## STATED EXERCISE
In your copy, repeat the records exactly and leave out the pictures.

## DATA IN THIS EXERCISE

▶

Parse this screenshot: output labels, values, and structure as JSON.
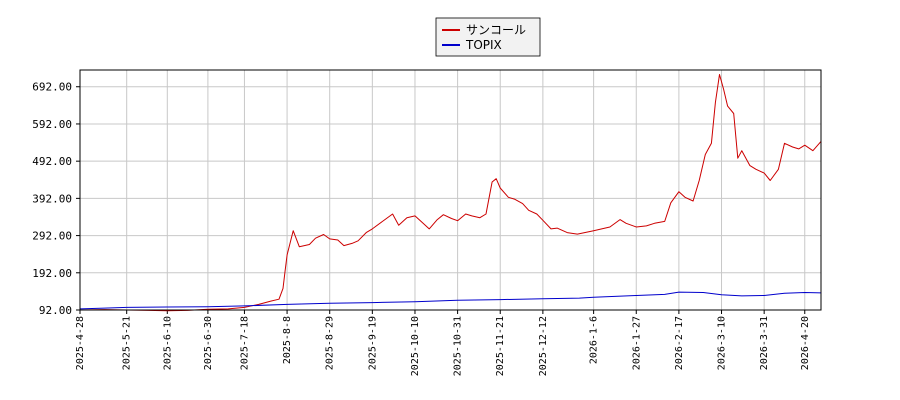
{
  "chart_data": {
    "type": "line",
    "title": "",
    "xlabel": "",
    "ylabel": "",
    "grid": true,
    "legend_position": "top-center",
    "ylim": [
      92,
      737
    ],
    "xlim": [
      "2025-04-28",
      "2026-04-28"
    ],
    "y_ticks": [
      "92.00",
      "192.00",
      "292.00",
      "392.00",
      "492.00",
      "592.00",
      "692.00"
    ],
    "x_ticks": [
      "2025-4-28",
      "2025-5-21",
      "2025-6-10",
      "2025-6-30",
      "2025-7-18",
      "2025-8-8",
      "2025-8-29",
      "2025-9-19",
      "2025-10-10",
      "2025-10-31",
      "2025-11-21",
      "2025-12-12",
      "2026-1-6",
      "2026-1-27",
      "2026-2-17",
      "2026-3-10",
      "2026-3-31",
      "2026-4-20"
    ],
    "series": [
      {
        "name": "サンコール",
        "color": "#cc0000",
        "points": [
          [
            "2025-04-28",
            92
          ],
          [
            "2025-05-10",
            93
          ],
          [
            "2025-05-21",
            92
          ],
          [
            "2025-06-01",
            91
          ],
          [
            "2025-06-10",
            90
          ],
          [
            "2025-06-20",
            91
          ],
          [
            "2025-06-30",
            94
          ],
          [
            "2025-07-10",
            95
          ],
          [
            "2025-07-18",
            99
          ],
          [
            "2025-07-25",
            107
          ],
          [
            "2025-07-31",
            116
          ],
          [
            "2025-08-04",
            121
          ],
          [
            "2025-08-06",
            150
          ],
          [
            "2025-08-07",
            195
          ],
          [
            "2025-08-08",
            240
          ],
          [
            "2025-08-11",
            305
          ],
          [
            "2025-08-14",
            262
          ],
          [
            "2025-08-19",
            268
          ],
          [
            "2025-08-22",
            285
          ],
          [
            "2025-08-26",
            295
          ],
          [
            "2025-08-29",
            283
          ],
          [
            "2025-09-02",
            280
          ],
          [
            "2025-09-05",
            265
          ],
          [
            "2025-09-09",
            271
          ],
          [
            "2025-09-12",
            278
          ],
          [
            "2025-09-16",
            300
          ],
          [
            "2025-09-19",
            310
          ],
          [
            "2025-09-24",
            330
          ],
          [
            "2025-09-29",
            350
          ],
          [
            "2025-10-02",
            320
          ],
          [
            "2025-10-06",
            340
          ],
          [
            "2025-10-10",
            345
          ],
          [
            "2025-10-14",
            325
          ],
          [
            "2025-10-17",
            310
          ],
          [
            "2025-10-21",
            335
          ],
          [
            "2025-10-24",
            348
          ],
          [
            "2025-10-28",
            338
          ],
          [
            "2025-10-31",
            332
          ],
          [
            "2025-11-04",
            350
          ],
          [
            "2025-11-07",
            345
          ],
          [
            "2025-11-11",
            340
          ],
          [
            "2025-11-14",
            350
          ],
          [
            "2025-11-17",
            436
          ],
          [
            "2025-11-19",
            445
          ],
          [
            "2025-11-21",
            420
          ],
          [
            "2025-11-25",
            395
          ],
          [
            "2025-11-28",
            390
          ],
          [
            "2025-12-02",
            378
          ],
          [
            "2025-12-05",
            360
          ],
          [
            "2025-12-09",
            350
          ],
          [
            "2025-12-12",
            333
          ],
          [
            "2025-12-16",
            310
          ],
          [
            "2025-12-19",
            312
          ],
          [
            "2025-12-24",
            300
          ],
          [
            "2025-12-29",
            296
          ],
          [
            "2026-01-06",
            305
          ],
          [
            "2026-01-10",
            310
          ],
          [
            "2026-01-14",
            315
          ],
          [
            "2026-01-19",
            335
          ],
          [
            "2026-01-22",
            325
          ],
          [
            "2026-01-27",
            315
          ],
          [
            "2026-02-01",
            318
          ],
          [
            "2026-02-05",
            325
          ],
          [
            "2026-02-10",
            330
          ],
          [
            "2026-02-13",
            380
          ],
          [
            "2026-02-17",
            410
          ],
          [
            "2026-02-20",
            395
          ],
          [
            "2026-02-24",
            385
          ],
          [
            "2026-02-27",
            440
          ],
          [
            "2026-03-02",
            510
          ],
          [
            "2026-03-05",
            540
          ],
          [
            "2026-03-07",
            650
          ],
          [
            "2026-03-09",
            725
          ],
          [
            "2026-03-11",
            685
          ],
          [
            "2026-03-13",
            640
          ],
          [
            "2026-03-16",
            620
          ],
          [
            "2026-03-18",
            500
          ],
          [
            "2026-03-20",
            520
          ],
          [
            "2026-03-24",
            480
          ],
          [
            "2026-03-27",
            470
          ],
          [
            "2026-03-31",
            460
          ],
          [
            "2026-04-03",
            440
          ],
          [
            "2026-04-07",
            470
          ],
          [
            "2026-04-10",
            540
          ],
          [
            "2026-04-14",
            530
          ],
          [
            "2026-04-17",
            525
          ],
          [
            "2026-04-20",
            535
          ],
          [
            "2026-04-24",
            520
          ],
          [
            "2026-04-28",
            545
          ]
        ]
      },
      {
        "name": "TOPIX",
        "color": "#0000cc",
        "points": [
          [
            "2025-04-28",
            95
          ],
          [
            "2025-05-10",
            97
          ],
          [
            "2025-05-21",
            99
          ],
          [
            "2025-06-10",
            100
          ],
          [
            "2025-06-30",
            101
          ],
          [
            "2025-07-18",
            103
          ],
          [
            "2025-08-08",
            107
          ],
          [
            "2025-08-29",
            110
          ],
          [
            "2025-09-19",
            112
          ],
          [
            "2025-10-10",
            114
          ],
          [
            "2025-10-31",
            118
          ],
          [
            "2025-11-21",
            120
          ],
          [
            "2025-12-12",
            122
          ],
          [
            "2025-12-30",
            124
          ],
          [
            "2026-01-06",
            126
          ],
          [
            "2026-01-27",
            131
          ],
          [
            "2026-02-10",
            134
          ],
          [
            "2026-02-17",
            140
          ],
          [
            "2026-03-01",
            139
          ],
          [
            "2026-03-10",
            133
          ],
          [
            "2026-03-20",
            130
          ],
          [
            "2026-03-31",
            131
          ],
          [
            "2026-04-10",
            137
          ],
          [
            "2026-04-20",
            139
          ],
          [
            "2026-04-28",
            138
          ]
        ]
      }
    ]
  }
}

◀

## TASK OUTPUT
Parse this screenshot: output labels, values, and structure as JSON.
{
  "chart_data": {
    "type": "line",
    "title": "",
    "xlabel": "",
    "ylabel": "",
    "grid": true,
    "legend_position": "top-center",
    "ylim": [
      92,
      737
    ],
    "xlim": [
      "2025-04-28",
      "2026-04-28"
    ],
    "y_ticks": [
      "92.00",
      "192.00",
      "292.00",
      "392.00",
      "492.00",
      "592.00",
      "692.00"
    ],
    "x_ticks": [
      "2025-4-28",
      "2025-5-21",
      "2025-6-10",
      "2025-6-30",
      "2025-7-18",
      "2025-8-8",
      "2025-8-29",
      "2025-9-19",
      "2025-10-10",
      "2025-10-31",
      "2025-11-21",
      "2025-12-12",
      "2026-1-6",
      "2026-1-27",
      "2026-2-17",
      "2026-3-10",
      "2026-3-31",
      "2026-4-20"
    ],
    "series": [
      {
        "name": "サンコール",
        "color": "#cc0000",
        "points": [
          [
            "2025-04-28",
            92
          ],
          [
            "2025-05-10",
            93
          ],
          [
            "2025-05-21",
            92
          ],
          [
            "2025-06-01",
            91
          ],
          [
            "2025-06-10",
            90
          ],
          [
            "2025-06-20",
            91
          ],
          [
            "2025-06-30",
            94
          ],
          [
            "2025-07-10",
            95
          ],
          [
            "2025-07-18",
            99
          ],
          [
            "2025-07-25",
            107
          ],
          [
            "2025-07-31",
            116
          ],
          [
            "2025-08-04",
            121
          ],
          [
            "2025-08-06",
            150
          ],
          [
            "2025-08-07",
            195
          ],
          [
            "2025-08-08",
            240
          ],
          [
            "2025-08-11",
            305
          ],
          [
            "2025-08-14",
            262
          ],
          [
            "2025-08-19",
            268
          ],
          [
            "2025-08-22",
            285
          ],
          [
            "2025-08-26",
            295
          ],
          [
            "2025-08-29",
            283
          ],
          [
            "2025-09-02",
            280
          ],
          [
            "2025-09-05",
            265
          ],
          [
            "2025-09-09",
            271
          ],
          [
            "2025-09-12",
            278
          ],
          [
            "2025-09-16",
            300
          ],
          [
            "2025-09-19",
            310
          ],
          [
            "2025-09-24",
            330
          ],
          [
            "2025-09-29",
            350
          ],
          [
            "2025-10-02",
            320
          ],
          [
            "2025-10-06",
            340
          ],
          [
            "2025-10-10",
            345
          ],
          [
            "2025-10-14",
            325
          ],
          [
            "2025-10-17",
            310
          ],
          [
            "2025-10-21",
            335
          ],
          [
            "2025-10-24",
            348
          ],
          [
            "2025-10-28",
            338
          ],
          [
            "2025-10-31",
            332
          ],
          [
            "2025-11-04",
            350
          ],
          [
            "2025-11-07",
            345
          ],
          [
            "2025-11-11",
            340
          ],
          [
            "2025-11-14",
            350
          ],
          [
            "2025-11-17",
            436
          ],
          [
            "2025-11-19",
            445
          ],
          [
            "2025-11-21",
            420
          ],
          [
            "2025-11-25",
            395
          ],
          [
            "2025-11-28",
            390
          ],
          [
            "2025-12-02",
            378
          ],
          [
            "2025-12-05",
            360
          ],
          [
            "2025-12-09",
            350
          ],
          [
            "2025-12-12",
            333
          ],
          [
            "2025-12-16",
            310
          ],
          [
            "2025-12-19",
            312
          ],
          [
            "2025-12-24",
            300
          ],
          [
            "2025-12-29",
            296
          ],
          [
            "2026-01-06",
            305
          ],
          [
            "2026-01-10",
            310
          ],
          [
            "2026-01-14",
            315
          ],
          [
            "2026-01-19",
            335
          ],
          [
            "2026-01-22",
            325
          ],
          [
            "2026-01-27",
            315
          ],
          [
            "2026-02-01",
            318
          ],
          [
            "2026-02-05",
            325
          ],
          [
            "2026-02-10",
            330
          ],
          [
            "2026-02-13",
            380
          ],
          [
            "2026-02-17",
            410
          ],
          [
            "2026-02-20",
            395
          ],
          [
            "2026-02-24",
            385
          ],
          [
            "2026-02-27",
            440
          ],
          [
            "2026-03-02",
            510
          ],
          [
            "2026-03-05",
            540
          ],
          [
            "2026-03-07",
            650
          ],
          [
            "2026-03-09",
            725
          ],
          [
            "2026-03-11",
            685
          ],
          [
            "2026-03-13",
            640
          ],
          [
            "2026-03-16",
            620
          ],
          [
            "2026-03-18",
            500
          ],
          [
            "2026-03-20",
            520
          ],
          [
            "2026-03-24",
            480
          ],
          [
            "2026-03-27",
            470
          ],
          [
            "2026-03-31",
            460
          ],
          [
            "2026-04-03",
            440
          ],
          [
            "2026-04-07",
            470
          ],
          [
            "2026-04-10",
            540
          ],
          [
            "2026-04-14",
            530
          ],
          [
            "2026-04-17",
            525
          ],
          [
            "2026-04-20",
            535
          ],
          [
            "2026-04-24",
            520
          ],
          [
            "2026-04-28",
            545
          ]
        ]
      },
      {
        "name": "TOPIX",
        "color": "#0000cc",
        "points": [
          [
            "2025-04-28",
            95
          ],
          [
            "2025-05-10",
            97
          ],
          [
            "2025-05-21",
            99
          ],
          [
            "2025-06-10",
            100
          ],
          [
            "2025-06-30",
            101
          ],
          [
            "2025-07-18",
            103
          ],
          [
            "2025-08-08",
            107
          ],
          [
            "2025-08-29",
            110
          ],
          [
            "2025-09-19",
            112
          ],
          [
            "2025-10-10",
            114
          ],
          [
            "2025-10-31",
            118
          ],
          [
            "2025-11-21",
            120
          ],
          [
            "2025-12-12",
            122
          ],
          [
            "2025-12-30",
            124
          ],
          [
            "2026-01-06",
            126
          ],
          [
            "2026-01-27",
            131
          ],
          [
            "2026-02-10",
            134
          ],
          [
            "2026-02-17",
            140
          ],
          [
            "2026-03-01",
            139
          ],
          [
            "2026-03-10",
            133
          ],
          [
            "2026-03-20",
            130
          ],
          [
            "2026-03-31",
            131
          ],
          [
            "2026-04-10",
            137
          ],
          [
            "2026-04-20",
            139
          ],
          [
            "2026-04-28",
            138
          ]
        ]
      }
    ]
  }
}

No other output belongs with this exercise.